→ **TEXTO FORNECIDO**:
########################################

Nesse sentido, como destaca Birman (1995), os homens e as mulheres ocupam

espaços diferentes nos terreiros. Os homens ocupam, segundo a autora, um lugar de

exterioridade aos cultos, enquanto as mulheres estariam constantemente associadas à

perpetuação da tradição religiosa, às obrigações nos terreiros, às “obrigações para o santo”

(1995, p. 138). As mulheres estão vinculadas à maternidade e ao trabalho doméstico, ou

seja, à reprodução da família-de-santo. Em oposição, os homens estão vinculados ao

domínio não atrelado ao trabalho: “[...] homens, ogãs e aparentados, lá chegam [nos

terreiros], à noitinha, depois do trabalho, para usufruírem de um merecido descanso que

suas posições respectivas lhes concedem.” (apud LANDES, 1967). Essa diferenciação entre

homens e mulheres simboliza algo mais que uma mera divisão de tarefas, mas uma

hierarquia com base no discurso de gênero. À primeira vista eu supunha uma hierarquia em

que as mulheres ocupassem um lugar desprivilegiado como poderia sugerir a análise de

Birman (1995): o lugar do serviço, do servir aos homens. Mulheres madrugam nos terreiros e

trabalham arduamente na preparação dos rituais3, na preparação da casa para receber os

visitantes4 e quando os homens chegam suas roupas já estão lavadas e passadas e a eles só

resta tomar banho e entrar no salão já pronto para o ritual.

Aos poucos concluí que a posição das mulheres no terreiro lhes confere prestígio e

não o contrário. Embora o lugar que ocupem seja o lugar do serviço, não é o lugar do serviço

aos homens, mas o lugar do serviço aos seus santos, ao cumprimento das ordens deles

recebidas. Posto isto, o lugar das mulheres não é de subalternidade referente aos homens,

mas um lugar de liderança no terreiro. São elas as detentoras do conhecimento referente à

tradição religiosa, às obrigações dos filhos-de-santo e ao funcionamento dos rituais. Em

resumo, as mulheres estão relacionadas com um mundo de obrigações que lhes confere o

espaço privado como lugar de atuação através do trabalho doméstico e esta posição lhes

capacita de forma diferenciada dos homens, logo, faz parte dos seus discursos como um

símbolo de orgulho.

Posso dizer que os homens no terreiro de Mãe Tereza não ocupam posições de

prestígio e que estes não as ocupam por não atuarem no âmbito das responsabilidades do

terreiro, papel que é extremamente valorizado. Em inúmeras vezes vi Mãe Tereza chamar a

atenção dos homens por não assumirem as suas responsabilidades. Também a vi chamar a

atenção das mulheres outras tantas vezes, entretanto, o comportamento displicente com os

afazeres domésticos do terreiro e com tudo aquilo que se refere às obrigações do santo já é

um comportamento esperado para os homens, mas é um comportamento veementemente

reprovado quando se trata das mulheres. As mulheres precisam servir aos seus santos,

3 No terreiro são as mulheres, por exemplo, que preparam as oferendas para as entidades, que preparam a “comida do santo”, que realizam os trabalhos com cromoterapia e pedras, etc. 4 É como se referem no terreiro às pessoas que recebem consultas com as entidades.

########################################

→ **DADOS REGISTRADOS**:
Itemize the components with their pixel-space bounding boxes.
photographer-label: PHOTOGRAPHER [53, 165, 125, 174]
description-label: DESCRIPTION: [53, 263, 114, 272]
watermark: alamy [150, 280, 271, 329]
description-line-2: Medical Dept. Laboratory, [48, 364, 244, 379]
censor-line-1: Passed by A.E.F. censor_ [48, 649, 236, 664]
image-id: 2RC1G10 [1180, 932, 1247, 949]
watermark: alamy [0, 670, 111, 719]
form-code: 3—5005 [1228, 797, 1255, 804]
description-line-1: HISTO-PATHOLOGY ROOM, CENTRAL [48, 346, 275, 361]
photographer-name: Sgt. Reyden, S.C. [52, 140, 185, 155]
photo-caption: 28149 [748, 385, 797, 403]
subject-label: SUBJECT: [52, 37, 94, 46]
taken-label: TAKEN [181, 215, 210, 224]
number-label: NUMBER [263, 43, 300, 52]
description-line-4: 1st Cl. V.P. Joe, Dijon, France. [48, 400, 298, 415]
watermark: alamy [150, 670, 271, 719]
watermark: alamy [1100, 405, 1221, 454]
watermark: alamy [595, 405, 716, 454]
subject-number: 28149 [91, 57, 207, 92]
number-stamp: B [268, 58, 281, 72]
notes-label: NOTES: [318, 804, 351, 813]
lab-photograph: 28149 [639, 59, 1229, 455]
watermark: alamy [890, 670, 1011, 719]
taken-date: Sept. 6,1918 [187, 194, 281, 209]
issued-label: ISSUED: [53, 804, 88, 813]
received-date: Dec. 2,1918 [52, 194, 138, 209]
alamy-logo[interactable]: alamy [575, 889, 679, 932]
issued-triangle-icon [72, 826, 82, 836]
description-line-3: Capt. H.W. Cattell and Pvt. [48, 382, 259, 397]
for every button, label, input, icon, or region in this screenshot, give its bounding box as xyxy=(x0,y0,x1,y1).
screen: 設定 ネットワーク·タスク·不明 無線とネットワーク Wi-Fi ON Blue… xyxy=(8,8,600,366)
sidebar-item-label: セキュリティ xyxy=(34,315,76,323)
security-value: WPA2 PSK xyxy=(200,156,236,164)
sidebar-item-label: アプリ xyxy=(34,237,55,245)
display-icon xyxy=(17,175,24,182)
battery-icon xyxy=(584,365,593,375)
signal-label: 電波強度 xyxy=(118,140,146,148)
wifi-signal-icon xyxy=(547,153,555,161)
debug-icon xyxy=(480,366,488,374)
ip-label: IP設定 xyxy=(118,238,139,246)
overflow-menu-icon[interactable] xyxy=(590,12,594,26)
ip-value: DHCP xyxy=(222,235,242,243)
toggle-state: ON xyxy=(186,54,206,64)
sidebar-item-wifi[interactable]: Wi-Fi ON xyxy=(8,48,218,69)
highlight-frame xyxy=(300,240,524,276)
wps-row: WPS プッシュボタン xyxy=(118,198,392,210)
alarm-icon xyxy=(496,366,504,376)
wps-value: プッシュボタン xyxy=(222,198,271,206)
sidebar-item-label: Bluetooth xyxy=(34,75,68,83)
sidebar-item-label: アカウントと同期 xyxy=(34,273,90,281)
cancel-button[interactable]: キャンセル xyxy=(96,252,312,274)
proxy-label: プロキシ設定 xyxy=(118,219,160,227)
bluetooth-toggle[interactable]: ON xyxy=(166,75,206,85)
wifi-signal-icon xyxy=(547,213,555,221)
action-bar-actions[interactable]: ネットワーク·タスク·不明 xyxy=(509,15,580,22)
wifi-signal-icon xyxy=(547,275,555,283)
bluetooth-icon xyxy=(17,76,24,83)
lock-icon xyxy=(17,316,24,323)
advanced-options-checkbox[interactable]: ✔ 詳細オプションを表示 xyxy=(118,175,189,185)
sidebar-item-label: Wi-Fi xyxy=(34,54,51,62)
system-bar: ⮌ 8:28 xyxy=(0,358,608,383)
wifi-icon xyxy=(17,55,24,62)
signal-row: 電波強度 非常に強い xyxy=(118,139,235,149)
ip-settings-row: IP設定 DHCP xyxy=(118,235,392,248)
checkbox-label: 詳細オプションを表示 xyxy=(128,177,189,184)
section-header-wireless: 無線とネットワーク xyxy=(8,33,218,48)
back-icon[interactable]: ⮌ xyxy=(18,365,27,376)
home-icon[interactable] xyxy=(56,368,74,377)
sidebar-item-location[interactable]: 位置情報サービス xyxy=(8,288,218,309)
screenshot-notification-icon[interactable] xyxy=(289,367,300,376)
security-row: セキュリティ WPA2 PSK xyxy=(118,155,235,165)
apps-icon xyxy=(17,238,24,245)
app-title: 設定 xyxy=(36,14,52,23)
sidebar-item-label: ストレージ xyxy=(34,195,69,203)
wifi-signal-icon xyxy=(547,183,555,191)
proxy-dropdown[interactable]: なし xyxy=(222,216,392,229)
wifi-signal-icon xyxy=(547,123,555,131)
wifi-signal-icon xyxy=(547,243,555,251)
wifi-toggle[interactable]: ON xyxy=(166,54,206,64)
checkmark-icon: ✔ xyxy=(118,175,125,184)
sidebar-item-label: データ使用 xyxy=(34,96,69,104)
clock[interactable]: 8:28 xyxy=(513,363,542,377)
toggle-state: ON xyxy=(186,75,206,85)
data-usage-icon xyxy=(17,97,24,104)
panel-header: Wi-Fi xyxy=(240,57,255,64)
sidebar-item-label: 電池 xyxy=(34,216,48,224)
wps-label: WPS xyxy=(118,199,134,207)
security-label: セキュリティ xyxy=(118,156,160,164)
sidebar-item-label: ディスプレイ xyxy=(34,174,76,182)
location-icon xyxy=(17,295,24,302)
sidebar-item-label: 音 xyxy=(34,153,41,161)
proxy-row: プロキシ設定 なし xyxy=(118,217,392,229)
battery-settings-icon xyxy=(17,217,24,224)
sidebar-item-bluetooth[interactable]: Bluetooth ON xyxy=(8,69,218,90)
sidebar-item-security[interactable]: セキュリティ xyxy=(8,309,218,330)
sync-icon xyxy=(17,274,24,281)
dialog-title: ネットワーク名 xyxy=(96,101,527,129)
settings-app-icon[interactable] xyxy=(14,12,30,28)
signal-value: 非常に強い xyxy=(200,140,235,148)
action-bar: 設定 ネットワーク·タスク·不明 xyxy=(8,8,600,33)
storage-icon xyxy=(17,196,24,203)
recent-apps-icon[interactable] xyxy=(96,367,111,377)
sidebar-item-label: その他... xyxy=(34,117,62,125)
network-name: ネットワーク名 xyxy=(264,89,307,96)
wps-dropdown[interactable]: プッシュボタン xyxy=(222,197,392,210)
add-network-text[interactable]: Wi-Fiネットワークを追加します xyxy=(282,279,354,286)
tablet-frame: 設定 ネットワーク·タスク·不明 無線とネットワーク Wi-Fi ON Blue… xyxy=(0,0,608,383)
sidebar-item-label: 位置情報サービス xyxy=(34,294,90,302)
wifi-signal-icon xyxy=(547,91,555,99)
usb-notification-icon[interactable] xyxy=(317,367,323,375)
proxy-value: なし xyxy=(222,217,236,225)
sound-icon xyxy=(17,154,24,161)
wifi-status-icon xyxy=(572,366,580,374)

########################################

→ **TAREFAS DO EXERCÍCIO**:
[a] Diga se cada afirmação está de acordo com o texto sobre homens e mulheres no terreiro, respondendo sim ou não e citando entre aspas as palavras do texto que decidem. (i) Segundo Birman, os homens ficam num lugar de exterioridade aos cultos. (ii) No terreiro, são os homens que preparam as oferendas para as entidades. (iii) Mãe Tereza chamava a atenção só dos homens, nunca das mulheres.
[b] Segundo o texto sobre homens e mulheres no terreiro, por que os homens não ocupam posições de prestígio no terreiro de Mãe Tereza? Responda em uma a três frases.

→ **RESPOSTAS**:
[a]
(i) Sim: "Os homens ocupam, segundo a autora, um lugar de exterioridade aos cultos".
(ii) Não: "No terreiro são as mulheres, por exemplo, que preparam as oferendas para as entidades".
(iii) Não: "Também a vi chamar a atenção das mulheres outras tantas vezes".

[b] Os homens não ocupam posições de prestígio porque não atuam no âmbito das responsabilidades do terreiro. Esse papel é extremamente valorizado no terreiro.